:: STORED DATA ::

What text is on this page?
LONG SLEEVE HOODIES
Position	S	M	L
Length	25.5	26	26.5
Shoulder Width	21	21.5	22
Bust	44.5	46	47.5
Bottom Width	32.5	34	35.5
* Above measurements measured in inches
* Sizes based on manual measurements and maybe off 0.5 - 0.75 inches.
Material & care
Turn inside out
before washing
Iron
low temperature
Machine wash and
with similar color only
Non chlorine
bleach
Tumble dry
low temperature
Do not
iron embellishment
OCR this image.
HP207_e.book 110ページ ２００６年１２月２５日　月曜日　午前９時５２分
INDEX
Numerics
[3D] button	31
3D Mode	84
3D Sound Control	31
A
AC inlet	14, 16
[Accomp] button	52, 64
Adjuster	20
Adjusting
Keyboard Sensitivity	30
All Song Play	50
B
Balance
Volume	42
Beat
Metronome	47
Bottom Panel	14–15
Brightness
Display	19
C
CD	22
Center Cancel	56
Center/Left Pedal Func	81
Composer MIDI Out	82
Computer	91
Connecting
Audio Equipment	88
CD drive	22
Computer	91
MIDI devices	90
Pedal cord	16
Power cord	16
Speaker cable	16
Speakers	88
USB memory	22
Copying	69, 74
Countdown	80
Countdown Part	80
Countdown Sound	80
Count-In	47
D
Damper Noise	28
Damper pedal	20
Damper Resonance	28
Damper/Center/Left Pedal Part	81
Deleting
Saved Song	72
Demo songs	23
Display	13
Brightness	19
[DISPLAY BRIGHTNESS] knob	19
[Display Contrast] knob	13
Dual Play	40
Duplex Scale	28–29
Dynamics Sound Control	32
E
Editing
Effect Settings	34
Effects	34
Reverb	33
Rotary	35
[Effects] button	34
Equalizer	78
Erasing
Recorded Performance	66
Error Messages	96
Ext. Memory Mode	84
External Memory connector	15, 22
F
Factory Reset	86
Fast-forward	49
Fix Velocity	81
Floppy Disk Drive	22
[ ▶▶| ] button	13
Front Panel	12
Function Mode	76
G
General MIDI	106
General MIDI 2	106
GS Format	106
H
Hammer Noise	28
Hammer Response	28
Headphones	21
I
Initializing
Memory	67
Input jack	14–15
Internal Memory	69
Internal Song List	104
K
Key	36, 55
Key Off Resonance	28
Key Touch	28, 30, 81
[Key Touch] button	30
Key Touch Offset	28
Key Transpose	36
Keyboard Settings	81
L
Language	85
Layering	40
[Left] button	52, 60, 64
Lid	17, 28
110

:: WRITTEN INSTRUCTION ::
Search the data for "Control". Copy every line that has it.

:: THE ANSWER ::
3D Sound Control	31
Dynamics Sound Control	32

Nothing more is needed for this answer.